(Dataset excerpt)
* begin *

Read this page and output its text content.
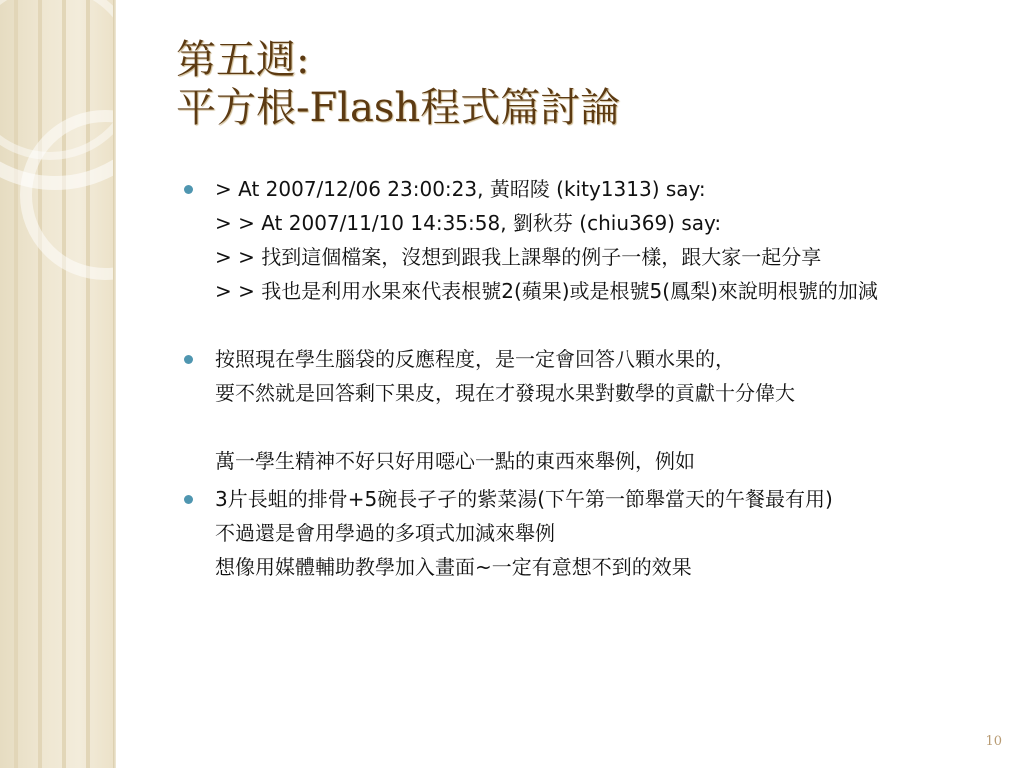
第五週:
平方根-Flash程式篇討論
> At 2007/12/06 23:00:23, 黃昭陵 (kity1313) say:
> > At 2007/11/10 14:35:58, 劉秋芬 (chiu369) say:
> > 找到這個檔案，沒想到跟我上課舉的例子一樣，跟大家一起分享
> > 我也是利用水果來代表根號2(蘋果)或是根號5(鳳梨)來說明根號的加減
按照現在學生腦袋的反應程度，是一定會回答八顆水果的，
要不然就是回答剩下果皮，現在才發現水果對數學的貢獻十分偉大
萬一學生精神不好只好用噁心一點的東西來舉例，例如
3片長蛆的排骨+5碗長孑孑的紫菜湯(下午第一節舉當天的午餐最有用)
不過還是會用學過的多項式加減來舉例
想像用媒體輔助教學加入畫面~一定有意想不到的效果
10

* end *
* begin *

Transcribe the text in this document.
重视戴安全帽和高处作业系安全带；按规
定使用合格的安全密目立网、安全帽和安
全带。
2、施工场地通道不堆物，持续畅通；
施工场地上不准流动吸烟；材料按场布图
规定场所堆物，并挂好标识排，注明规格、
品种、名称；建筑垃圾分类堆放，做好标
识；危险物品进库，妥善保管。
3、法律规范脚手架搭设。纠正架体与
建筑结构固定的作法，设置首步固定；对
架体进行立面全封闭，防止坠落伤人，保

* end *

PROBLEM TO WORK ON: Point out every line holding the string "this" and copy it.

THE ANSWER:
Read this page and output its text content.
Transcribe the text in this document.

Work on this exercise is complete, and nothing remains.